• To be done
Reproduce the line containing "Give me the" exactly, along with each line after it through the end of the data; pictures are left out.

# Start of Given records

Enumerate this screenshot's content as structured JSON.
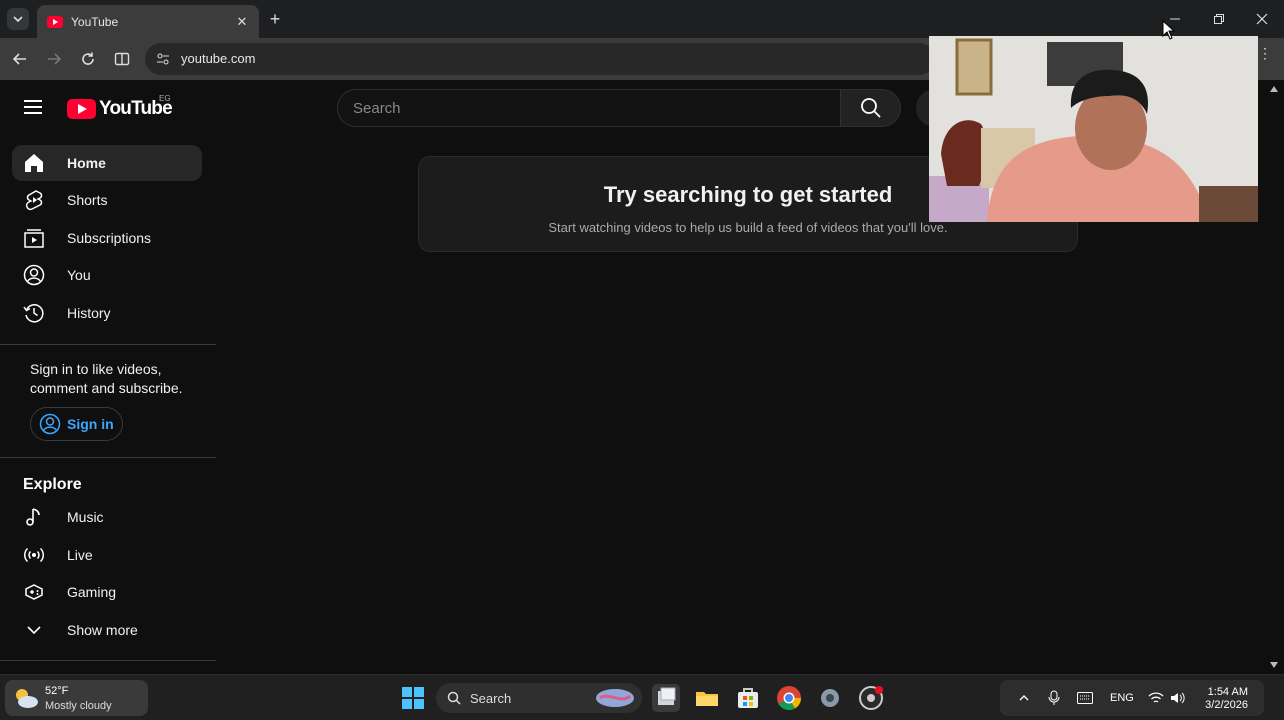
{
  "browser": {
    "tab_title": "YouTube",
    "url": "youtube.com"
  },
  "youtube": {
    "logo_text": "YouTube",
    "country_code": "EG",
    "search_placeholder": "Search",
    "sidebar": {
      "items": [
        {
          "label": "Home",
          "icon": "home-icon"
        },
        {
          "label": "Shorts",
          "icon": "shorts-icon"
        },
        {
          "label": "Subscriptions",
          "icon": "subscriptions-icon"
        },
        {
          "label": "You",
          "icon": "user-icon"
        },
        {
          "label": "History",
          "icon": "history-icon"
        }
      ],
      "signin_prompt": "Sign in to like videos, comment and subscribe.",
      "signin_label": "Sign in",
      "explore_title": "Explore",
      "explore_items": [
        {
          "label": "Music",
          "icon": "music-icon"
        },
        {
          "label": "Live",
          "icon": "live-icon"
        },
        {
          "label": "Gaming",
          "icon": "gaming-icon"
        },
        {
          "label": "Show more",
          "icon": "chevron-down-icon"
        }
      ]
    },
    "empty_state": {
      "heading": "Try searching to get started",
      "subtext": "Start watching videos to help us build a feed of videos that you'll love."
    }
  },
  "taskbar": {
    "weather_temp": "52°F",
    "weather_desc": "Mostly cloudy",
    "search_label": "Search",
    "language": "ENG",
    "time": "1:54 AM",
    "date": "3/2/2026"
  },
  "colors": {
    "accent_red": "#ff0033",
    "link_blue": "#3ea6ff"
  }
}
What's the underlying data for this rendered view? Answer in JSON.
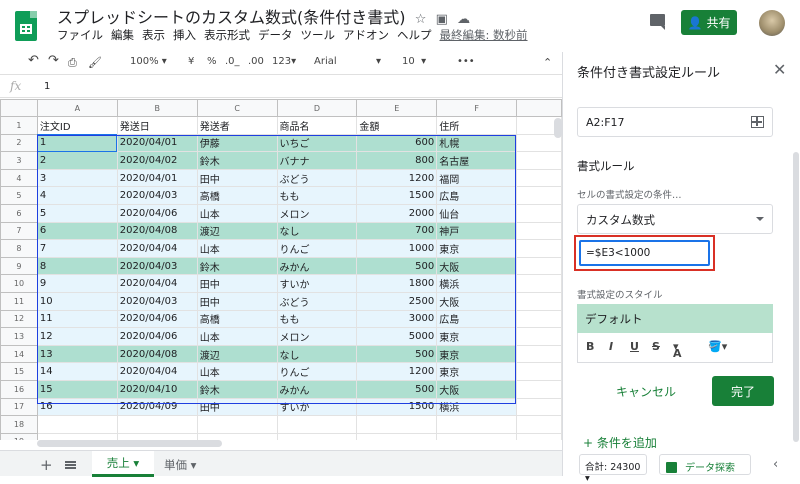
{
  "header": {
    "title": "スプレッドシートのカスタム数式(条件付き書式)",
    "menus": [
      "ファイル",
      "編集",
      "表示",
      "挿入",
      "表示形式",
      "データ",
      "ツール",
      "アドオン",
      "ヘルプ"
    ],
    "last_edit": "最終編集: 数秒前",
    "share_label": "共有"
  },
  "toolbar": {
    "zoom": "100%",
    "currency": "¥",
    "percent": "%",
    "dec_less": ".0_",
    "dec_more": ".00",
    "format123": "123",
    "font": "Arial",
    "size": "10",
    "more": "•••"
  },
  "formula_bar": {
    "fx": "fx",
    "value": "1"
  },
  "grid": {
    "columns": [
      "A",
      "B",
      "C",
      "D",
      "E",
      "F"
    ],
    "header_row": [
      "注文ID",
      "発送日",
      "発送者",
      "商品名",
      "金額",
      "住所"
    ],
    "rows": [
      [
        "1",
        "2020/04/01",
        "伊藤",
        "いちご",
        "600",
        "札幌"
      ],
      [
        "2",
        "2020/04/02",
        "鈴木",
        "バナナ",
        "800",
        "名古屋"
      ],
      [
        "3",
        "2020/04/01",
        "田中",
        "ぶどう",
        "1200",
        "福岡"
      ],
      [
        "4",
        "2020/04/03",
        "高橋",
        "もも",
        "1500",
        "広島"
      ],
      [
        "5",
        "2020/04/06",
        "山本",
        "メロン",
        "2000",
        "仙台"
      ],
      [
        "6",
        "2020/04/08",
        "渡辺",
        "なし",
        "700",
        "神戸"
      ],
      [
        "7",
        "2020/04/04",
        "山本",
        "りんご",
        "1000",
        "東京"
      ],
      [
        "8",
        "2020/04/03",
        "鈴木",
        "みかん",
        "500",
        "大阪"
      ],
      [
        "9",
        "2020/04/04",
        "田中",
        "すいか",
        "1800",
        "横浜"
      ],
      [
        "10",
        "2020/04/03",
        "田中",
        "ぶどう",
        "2500",
        "大阪"
      ],
      [
        "11",
        "2020/04/06",
        "高橋",
        "もも",
        "3000",
        "広島"
      ],
      [
        "12",
        "2020/04/06",
        "山本",
        "メロン",
        "5000",
        "東京"
      ],
      [
        "13",
        "2020/04/08",
        "渡辺",
        "なし",
        "500",
        "東京"
      ],
      [
        "14",
        "2020/04/04",
        "山本",
        "りんご",
        "1200",
        "東京"
      ],
      [
        "15",
        "2020/04/10",
        "鈴木",
        "みかん",
        "500",
        "大阪"
      ],
      [
        "16",
        "2020/04/09",
        "田中",
        "すいか",
        "1500",
        "横浜"
      ]
    ],
    "row_numbers": [
      "1",
      "2",
      "3",
      "4",
      "5",
      "6",
      "7",
      "8",
      "9",
      "10",
      "11",
      "12",
      "13",
      "14",
      "15",
      "16",
      "17",
      "18",
      "19"
    ],
    "highlight_color": "#aedfd0",
    "plain_color": "#e7f5fd"
  },
  "sheets": {
    "active": "売上",
    "other": "単価"
  },
  "panel": {
    "title": "条件付き書式設定ルール",
    "range": "A2:F17",
    "rules_heading": "書式ルール",
    "condition_label": "セルの書式設定の条件…",
    "condition_value": "カスタム数式",
    "formula": "=$E3<1000",
    "style_label": "書式設定のスタイル",
    "style_preview": "デフォルト",
    "style_buttons": [
      "B",
      "I",
      "U",
      "S",
      "A"
    ],
    "cancel": "キャンセル",
    "done": "完了",
    "add_rule": "+ 条件を追加",
    "accent": "#188038"
  },
  "status": {
    "sum": "合計: 24300",
    "explore": "データ探索"
  }
}
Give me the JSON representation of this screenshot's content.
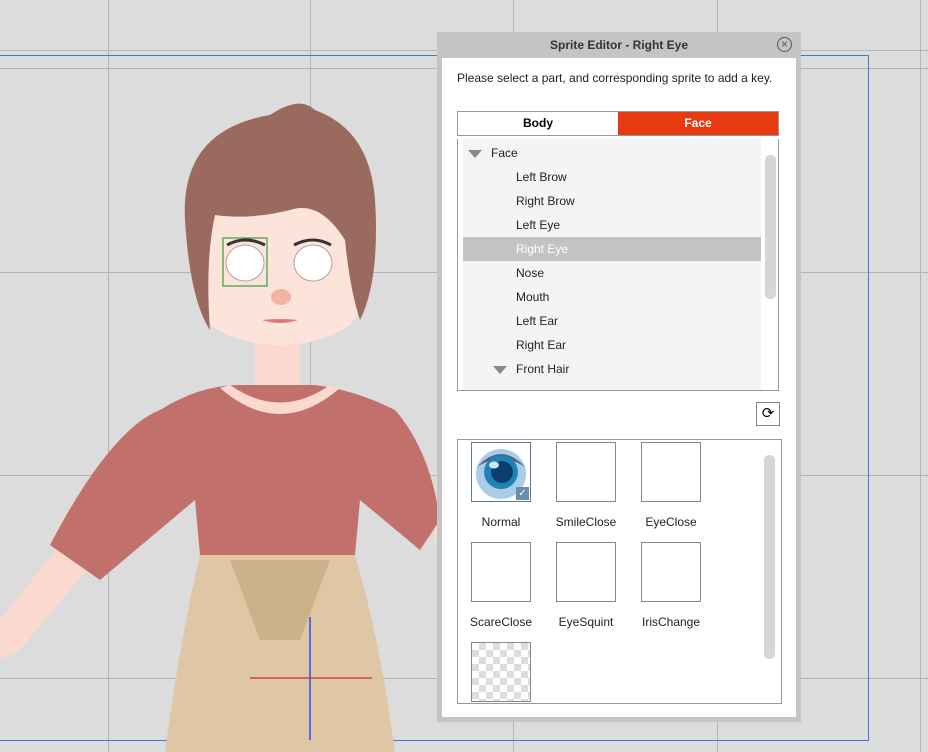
{
  "dialog": {
    "title": "Sprite Editor - Right Eye",
    "instruction": "Please select a part, and corresponding sprite to add a key.",
    "tabs": [
      {
        "label": "Body",
        "active": false
      },
      {
        "label": "Face",
        "active": true
      }
    ],
    "accent_color": "#e83a10",
    "tree": [
      {
        "label": "Face",
        "level": 0,
        "expandable": true
      },
      {
        "label": "Left Brow",
        "level": 1
      },
      {
        "label": "Right Brow",
        "level": 1
      },
      {
        "label": "Left Eye",
        "level": 1
      },
      {
        "label": "Right Eye",
        "level": 1,
        "selected": true
      },
      {
        "label": "Nose",
        "level": 1
      },
      {
        "label": "Mouth",
        "level": 1
      },
      {
        "label": "Left Ear",
        "level": 1
      },
      {
        "label": "Right Ear",
        "level": 1
      },
      {
        "label": "Front Hair",
        "level": 1,
        "expandable": true
      }
    ],
    "sprites": [
      {
        "label": "Normal",
        "selected": true
      },
      {
        "label": "SmileClose"
      },
      {
        "label": "EyeClose"
      },
      {
        "label": "ScareClose"
      },
      {
        "label": "EyeSquint"
      },
      {
        "label": "IrisChange"
      },
      {
        "label": ""
      }
    ]
  }
}
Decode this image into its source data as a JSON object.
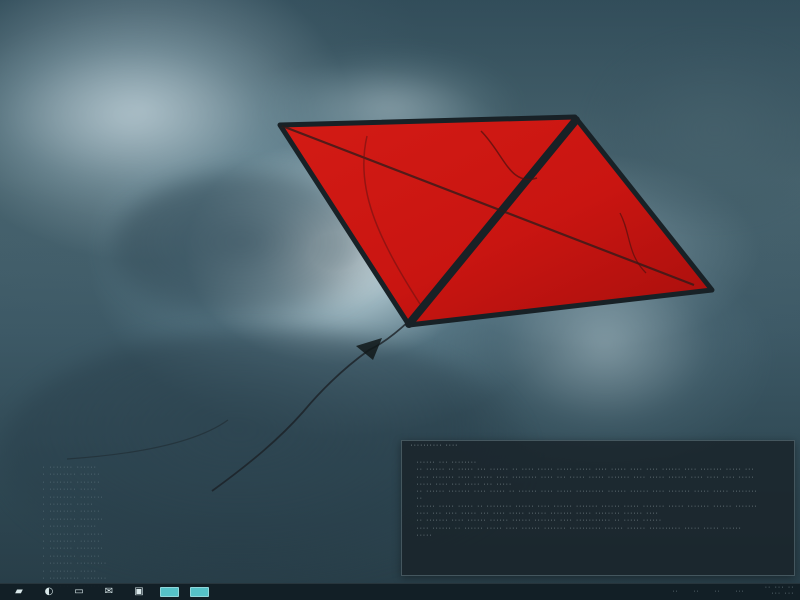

# End of Given records

• Task result
Give me the JSON representation of this screenshot's content.
{
  "dialog": {
    "title": "Sprite Editor - Right Eye",
    "instruction": "Please select a part, and corresponding sprite to add a key.",
    "tabs": [
      {
        "label": "Body",
        "active": false
      },
      {
        "label": "Face",
        "active": true
      }
    ],
    "accent_color": "#e83a10",
    "tree": [
      {
        "label": "Face",
        "level": 0,
        "expandable": true
      },
      {
        "label": "Left Brow",
        "level": 1
      },
      {
        "label": "Right Brow",
        "level": 1
      },
      {
        "label": "Left Eye",
        "level": 1
      },
      {
        "label": "Right Eye",
        "level": 1,
        "selected": true
      },
      {
        "label": "Nose",
        "level": 1
      },
      {
        "label": "Mouth",
        "level": 1
      },
      {
        "label": "Left Ear",
        "level": 1
      },
      {
        "label": "Right Ear",
        "level": 1
      },
      {
        "label": "Front Hair",
        "level": 1,
        "expandable": true
      }
    ],
    "sprites": [
      {
        "label": "Normal",
        "selected": true
      },
      {
        "label": "SmileClose"
      },
      {
        "label": "EyeClose"
      },
      {
        "label": "ScareClose"
      },
      {
        "label": "EyeSquint"
      },
      {
        "label": "IrisChange"
      },
      {
        "label": ""
      }
    ]
  }
}
Decode this image into its source data as a JSON object.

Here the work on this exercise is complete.